» BRIEF:
Pick out each line of the records in which the word "рамки" appears.

Dataset items
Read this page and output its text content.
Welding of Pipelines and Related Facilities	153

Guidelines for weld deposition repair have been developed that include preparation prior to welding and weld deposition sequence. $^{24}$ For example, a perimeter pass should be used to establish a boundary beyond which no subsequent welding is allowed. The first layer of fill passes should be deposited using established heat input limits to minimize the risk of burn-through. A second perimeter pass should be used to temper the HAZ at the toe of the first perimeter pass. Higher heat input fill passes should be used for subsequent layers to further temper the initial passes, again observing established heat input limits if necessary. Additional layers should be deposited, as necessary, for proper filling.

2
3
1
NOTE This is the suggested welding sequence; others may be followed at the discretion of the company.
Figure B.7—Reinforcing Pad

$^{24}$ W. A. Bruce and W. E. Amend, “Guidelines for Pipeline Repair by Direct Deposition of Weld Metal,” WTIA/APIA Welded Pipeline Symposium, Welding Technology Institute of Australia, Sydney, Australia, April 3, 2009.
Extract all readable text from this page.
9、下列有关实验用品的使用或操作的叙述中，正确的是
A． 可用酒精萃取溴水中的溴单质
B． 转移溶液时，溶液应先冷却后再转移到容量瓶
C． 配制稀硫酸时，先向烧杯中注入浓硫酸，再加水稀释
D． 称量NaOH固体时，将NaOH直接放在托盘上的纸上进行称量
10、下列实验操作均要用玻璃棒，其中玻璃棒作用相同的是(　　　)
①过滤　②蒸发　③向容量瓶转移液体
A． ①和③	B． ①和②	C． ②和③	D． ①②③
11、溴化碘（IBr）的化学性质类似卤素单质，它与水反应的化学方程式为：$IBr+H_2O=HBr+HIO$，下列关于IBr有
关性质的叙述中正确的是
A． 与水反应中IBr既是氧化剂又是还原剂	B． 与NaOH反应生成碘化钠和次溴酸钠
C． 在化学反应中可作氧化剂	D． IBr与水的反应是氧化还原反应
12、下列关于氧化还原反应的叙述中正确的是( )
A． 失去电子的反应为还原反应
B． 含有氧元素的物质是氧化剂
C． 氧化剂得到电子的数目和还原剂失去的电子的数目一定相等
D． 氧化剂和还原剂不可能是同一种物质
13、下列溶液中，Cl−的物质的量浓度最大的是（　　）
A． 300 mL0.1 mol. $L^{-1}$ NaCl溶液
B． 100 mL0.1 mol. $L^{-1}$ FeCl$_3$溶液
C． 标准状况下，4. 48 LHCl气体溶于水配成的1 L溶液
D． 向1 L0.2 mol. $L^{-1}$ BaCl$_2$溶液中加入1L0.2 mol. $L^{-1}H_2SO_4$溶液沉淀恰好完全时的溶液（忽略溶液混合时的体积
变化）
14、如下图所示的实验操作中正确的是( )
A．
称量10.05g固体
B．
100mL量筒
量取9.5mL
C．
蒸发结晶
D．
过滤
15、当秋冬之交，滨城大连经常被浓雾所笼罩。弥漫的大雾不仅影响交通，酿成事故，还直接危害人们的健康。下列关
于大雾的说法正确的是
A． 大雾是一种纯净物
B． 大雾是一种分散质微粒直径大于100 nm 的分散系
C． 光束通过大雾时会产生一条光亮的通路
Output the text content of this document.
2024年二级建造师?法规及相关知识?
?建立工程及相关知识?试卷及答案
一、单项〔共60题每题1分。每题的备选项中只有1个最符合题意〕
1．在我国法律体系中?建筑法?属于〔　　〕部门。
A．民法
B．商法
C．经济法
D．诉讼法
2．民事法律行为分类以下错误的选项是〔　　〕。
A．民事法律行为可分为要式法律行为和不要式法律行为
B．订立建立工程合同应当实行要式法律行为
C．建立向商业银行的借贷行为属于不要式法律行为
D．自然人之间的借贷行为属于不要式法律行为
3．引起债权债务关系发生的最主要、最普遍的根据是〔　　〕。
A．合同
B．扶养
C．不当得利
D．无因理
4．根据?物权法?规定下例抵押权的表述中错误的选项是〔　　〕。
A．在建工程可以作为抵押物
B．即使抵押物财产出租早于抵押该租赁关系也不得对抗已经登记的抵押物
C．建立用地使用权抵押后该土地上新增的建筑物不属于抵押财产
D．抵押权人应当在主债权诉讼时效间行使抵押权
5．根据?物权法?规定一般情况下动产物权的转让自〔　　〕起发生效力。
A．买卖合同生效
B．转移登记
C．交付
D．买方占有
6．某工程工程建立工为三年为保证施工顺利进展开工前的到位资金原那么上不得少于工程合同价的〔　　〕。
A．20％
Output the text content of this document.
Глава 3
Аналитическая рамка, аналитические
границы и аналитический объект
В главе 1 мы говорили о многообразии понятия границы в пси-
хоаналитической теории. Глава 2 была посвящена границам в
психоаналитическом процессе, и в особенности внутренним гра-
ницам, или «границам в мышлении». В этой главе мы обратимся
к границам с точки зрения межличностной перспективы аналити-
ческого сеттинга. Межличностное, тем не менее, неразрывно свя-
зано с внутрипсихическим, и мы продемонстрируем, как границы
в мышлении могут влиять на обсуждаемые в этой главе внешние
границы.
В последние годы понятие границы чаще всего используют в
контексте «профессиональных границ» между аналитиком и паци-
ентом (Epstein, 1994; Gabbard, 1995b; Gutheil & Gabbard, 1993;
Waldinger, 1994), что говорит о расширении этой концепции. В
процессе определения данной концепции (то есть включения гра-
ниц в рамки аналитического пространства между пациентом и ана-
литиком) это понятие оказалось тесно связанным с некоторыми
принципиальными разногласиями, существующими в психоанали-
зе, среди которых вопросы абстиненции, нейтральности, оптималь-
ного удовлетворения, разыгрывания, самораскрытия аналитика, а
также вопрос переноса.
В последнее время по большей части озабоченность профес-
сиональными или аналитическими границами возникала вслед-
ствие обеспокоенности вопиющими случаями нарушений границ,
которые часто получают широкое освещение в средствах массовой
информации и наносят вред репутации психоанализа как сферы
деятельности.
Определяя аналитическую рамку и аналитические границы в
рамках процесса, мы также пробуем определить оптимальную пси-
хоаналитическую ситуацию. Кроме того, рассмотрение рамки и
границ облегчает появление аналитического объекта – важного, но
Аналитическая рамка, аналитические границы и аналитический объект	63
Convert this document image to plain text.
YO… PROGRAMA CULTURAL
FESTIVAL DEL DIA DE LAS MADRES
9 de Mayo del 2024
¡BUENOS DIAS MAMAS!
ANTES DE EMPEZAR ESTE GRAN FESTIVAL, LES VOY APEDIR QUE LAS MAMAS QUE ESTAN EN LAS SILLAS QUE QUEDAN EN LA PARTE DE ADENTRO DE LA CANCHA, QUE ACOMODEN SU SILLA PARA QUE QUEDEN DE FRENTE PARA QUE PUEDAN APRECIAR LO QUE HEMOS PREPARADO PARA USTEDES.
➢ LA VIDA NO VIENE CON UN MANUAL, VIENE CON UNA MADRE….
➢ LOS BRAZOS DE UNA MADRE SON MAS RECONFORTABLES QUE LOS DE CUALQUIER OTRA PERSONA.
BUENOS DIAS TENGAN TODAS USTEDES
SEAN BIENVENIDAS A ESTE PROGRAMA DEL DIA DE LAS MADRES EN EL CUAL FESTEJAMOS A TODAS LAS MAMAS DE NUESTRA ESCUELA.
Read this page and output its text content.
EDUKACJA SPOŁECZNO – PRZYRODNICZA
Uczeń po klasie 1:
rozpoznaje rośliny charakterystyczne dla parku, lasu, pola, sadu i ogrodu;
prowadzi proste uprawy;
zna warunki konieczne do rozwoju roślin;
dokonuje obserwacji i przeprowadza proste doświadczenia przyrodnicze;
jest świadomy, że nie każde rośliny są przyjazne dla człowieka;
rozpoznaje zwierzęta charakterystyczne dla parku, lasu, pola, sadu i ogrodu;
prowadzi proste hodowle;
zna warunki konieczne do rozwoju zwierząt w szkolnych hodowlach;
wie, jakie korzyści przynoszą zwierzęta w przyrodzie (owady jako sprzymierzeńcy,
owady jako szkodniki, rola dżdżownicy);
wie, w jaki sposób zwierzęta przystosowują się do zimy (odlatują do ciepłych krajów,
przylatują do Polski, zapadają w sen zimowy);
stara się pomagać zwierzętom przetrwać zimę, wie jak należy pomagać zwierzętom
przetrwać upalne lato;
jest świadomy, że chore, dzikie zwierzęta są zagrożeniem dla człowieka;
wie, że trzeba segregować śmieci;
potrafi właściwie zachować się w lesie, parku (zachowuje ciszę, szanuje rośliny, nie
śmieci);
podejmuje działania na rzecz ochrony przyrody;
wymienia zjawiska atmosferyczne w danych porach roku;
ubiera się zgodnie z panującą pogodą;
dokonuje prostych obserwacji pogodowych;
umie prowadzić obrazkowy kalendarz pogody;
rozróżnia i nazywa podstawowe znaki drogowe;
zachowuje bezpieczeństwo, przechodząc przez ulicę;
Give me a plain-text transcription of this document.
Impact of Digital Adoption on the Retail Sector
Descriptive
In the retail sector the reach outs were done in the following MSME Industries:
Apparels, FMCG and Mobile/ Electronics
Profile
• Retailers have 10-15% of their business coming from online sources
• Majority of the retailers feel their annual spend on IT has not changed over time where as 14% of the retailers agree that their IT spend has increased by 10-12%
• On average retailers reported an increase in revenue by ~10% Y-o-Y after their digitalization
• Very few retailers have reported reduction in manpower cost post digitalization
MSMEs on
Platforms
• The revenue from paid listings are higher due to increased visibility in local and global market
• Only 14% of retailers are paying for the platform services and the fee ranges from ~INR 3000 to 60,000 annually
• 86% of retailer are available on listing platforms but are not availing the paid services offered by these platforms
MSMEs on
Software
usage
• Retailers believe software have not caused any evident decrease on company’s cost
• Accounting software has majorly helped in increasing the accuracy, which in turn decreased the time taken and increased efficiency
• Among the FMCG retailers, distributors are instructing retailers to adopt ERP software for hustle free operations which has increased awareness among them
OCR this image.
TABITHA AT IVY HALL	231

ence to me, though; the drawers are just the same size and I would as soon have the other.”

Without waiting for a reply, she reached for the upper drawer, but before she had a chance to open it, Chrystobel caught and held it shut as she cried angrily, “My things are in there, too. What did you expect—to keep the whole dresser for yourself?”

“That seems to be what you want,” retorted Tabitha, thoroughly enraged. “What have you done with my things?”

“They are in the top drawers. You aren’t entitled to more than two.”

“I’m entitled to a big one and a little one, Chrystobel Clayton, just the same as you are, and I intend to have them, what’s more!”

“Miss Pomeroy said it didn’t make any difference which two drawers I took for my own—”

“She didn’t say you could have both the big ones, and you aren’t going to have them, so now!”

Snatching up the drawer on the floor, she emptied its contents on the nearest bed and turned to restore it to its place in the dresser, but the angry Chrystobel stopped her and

» SOLUTION:
ниц в рамки аналитического пространства между пациентом и ана-
хоаналитическую ситуацию. Кроме того, рассмотрение рамки и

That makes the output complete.